Items from a data source:
BEGIN

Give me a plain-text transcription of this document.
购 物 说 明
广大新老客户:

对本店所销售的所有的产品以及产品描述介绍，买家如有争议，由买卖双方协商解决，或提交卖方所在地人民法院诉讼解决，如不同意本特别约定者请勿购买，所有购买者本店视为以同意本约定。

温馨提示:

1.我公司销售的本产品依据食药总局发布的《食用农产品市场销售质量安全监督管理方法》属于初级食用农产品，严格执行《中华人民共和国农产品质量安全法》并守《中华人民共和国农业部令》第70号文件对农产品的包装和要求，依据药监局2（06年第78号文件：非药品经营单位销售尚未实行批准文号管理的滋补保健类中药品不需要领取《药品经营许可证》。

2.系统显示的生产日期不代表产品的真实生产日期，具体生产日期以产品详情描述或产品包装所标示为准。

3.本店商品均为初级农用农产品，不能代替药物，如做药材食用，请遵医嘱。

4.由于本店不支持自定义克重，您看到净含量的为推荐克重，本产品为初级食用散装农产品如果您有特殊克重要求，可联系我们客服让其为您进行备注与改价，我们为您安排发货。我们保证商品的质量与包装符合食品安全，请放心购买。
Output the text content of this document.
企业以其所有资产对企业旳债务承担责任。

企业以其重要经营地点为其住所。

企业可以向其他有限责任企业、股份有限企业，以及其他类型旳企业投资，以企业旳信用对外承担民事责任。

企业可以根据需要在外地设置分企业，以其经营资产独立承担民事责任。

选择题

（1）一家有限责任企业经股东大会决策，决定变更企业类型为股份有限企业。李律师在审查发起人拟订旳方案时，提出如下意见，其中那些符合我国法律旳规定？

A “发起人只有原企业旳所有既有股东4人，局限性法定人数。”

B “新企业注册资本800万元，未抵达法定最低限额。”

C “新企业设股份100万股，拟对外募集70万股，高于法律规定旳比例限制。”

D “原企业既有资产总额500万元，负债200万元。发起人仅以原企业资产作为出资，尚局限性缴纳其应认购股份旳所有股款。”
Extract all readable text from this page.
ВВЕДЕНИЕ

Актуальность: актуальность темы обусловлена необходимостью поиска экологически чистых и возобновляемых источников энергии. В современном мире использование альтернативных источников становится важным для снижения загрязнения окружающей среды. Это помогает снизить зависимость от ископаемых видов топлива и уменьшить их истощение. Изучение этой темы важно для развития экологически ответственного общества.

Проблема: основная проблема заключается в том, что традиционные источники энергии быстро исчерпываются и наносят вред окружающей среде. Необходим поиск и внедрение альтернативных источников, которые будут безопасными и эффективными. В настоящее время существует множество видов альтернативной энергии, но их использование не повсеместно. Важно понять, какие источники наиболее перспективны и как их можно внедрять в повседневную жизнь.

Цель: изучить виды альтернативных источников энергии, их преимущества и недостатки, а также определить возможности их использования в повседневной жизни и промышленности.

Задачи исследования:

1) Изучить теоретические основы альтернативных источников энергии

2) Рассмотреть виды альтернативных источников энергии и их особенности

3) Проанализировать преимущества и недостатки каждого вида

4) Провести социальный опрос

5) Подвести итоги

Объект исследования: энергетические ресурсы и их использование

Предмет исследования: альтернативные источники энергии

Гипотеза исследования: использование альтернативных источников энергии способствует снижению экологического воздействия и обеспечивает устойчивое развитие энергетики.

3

END

_Problem to solve_. Retype the data in full and match it exactly.

_Task result_.
Give me a plain-text transcription of this document.
购 物 说 明
广大新老客户:

对本店所销售的所有的产品以及产品描述介绍，买家如有争议，由买卖双方协商解决，或提交卖方所在地人民法院诉讼解决，如不同意本特别约定者请勿购买，所有购买者本店视为以同意本约定。

温馨提示:

1.我公司销售的本产品依据食药总局发布的《食用农产品市场销售质量安全监督管理方法》属于初级食用农产品，严格执行《中华人民共和国农产品质量安全法》并守《中华人民共和国农业部令》第70号文件对农产品的包装和要求，依据药监局2（06年第78号文件：非药品经营单位销售尚未实行批准文号管理的滋补保健类中药品不需要领取《药品经营许可证》。

2.系统显示的生产日期不代表产品的真实生产日期，具体生产日期以产品详情描述或产品包装所标示为准。

3.本店商品均为初级农用农产品，不能代替药物，如做药材食用，请遵医嘱。

4.由于本店不支持自定义克重，您看到净含量的为推荐克重，本产品为初级食用散装农产品如果您有特殊克重要求，可联系我们客服让其为您进行备注与改价，我们为您安排发货。我们保证商品的质量与包装符合食品安全，请放心购买。
Output the text content of this document.
企业以其所有资产对企业旳债务承担责任。

企业以其重要经营地点为其住所。

企业可以向其他有限责任企业、股份有限企业，以及其他类型旳企业投资，以企业旳信用对外承担民事责任。

企业可以根据需要在外地设置分企业，以其经营资产独立承担民事责任。

选择题

（1）一家有限责任企业经股东大会决策，决定变更企业类型为股份有限企业。李律师在审查发起人拟订旳方案时，提出如下意见，其中那些符合我国法律旳规定？

A “发起人只有原企业旳所有既有股东4人，局限性法定人数。”

B “新企业注册资本800万元，未抵达法定最低限额。”

C “新企业设股份100万股，拟对外募集70万股，高于法律规定旳比例限制。”

D “原企业既有资产总额500万元，负债200万元。发起人仅以原企业资产作为出资，尚局限性缴纳其应认购股份旳所有股款。”
Extract all readable text from this page.
ВВЕДЕНИЕ

Актуальность: актуальность темы обусловлена необходимостью поиска экологически чистых и возобновляемых источников энергии. В современном мире использование альтернативных источников становится важным для снижения загрязнения окружающей среды. Это помогает снизить зависимость от ископаемых видов топлива и уменьшить их истощение. Изучение этой темы важно для развития экологически ответственного общества.

Проблема: основная проблема заключается в том, что традиционные источники энергии быстро исчерпываются и наносят вред окружающей среде. Необходим поиск и внедрение альтернативных источников, которые будут безопасными и эффективными. В настоящее время существует множество видов альтернативной энергии, но их использование не повсеместно. Важно понять, какие источники наиболее перспективны и как их можно внедрять в повседневную жизнь.

Цель: изучить виды альтернативных источников энергии, их преимущества и недостатки, а также определить возможности их использования в повседневной жизни и промышленности.

Задачи исследования:

1) Изучить теоретические основы альтернативных источников энергии

2) Рассмотреть виды альтернативных источников энергии и их особенности

3) Проанализировать преимущества и недостатки каждого вида

4) Провести социальный опрос

5) Подвести итоги

Объект исследования: энергетические ресурсы и их использование

Предмет исследования: альтернативные источники энергии

Гипотеза исследования: использование альтернативных источников энергии способствует снижению экологического воздействия и обеспечивает устойчивое развитие энергетики.

3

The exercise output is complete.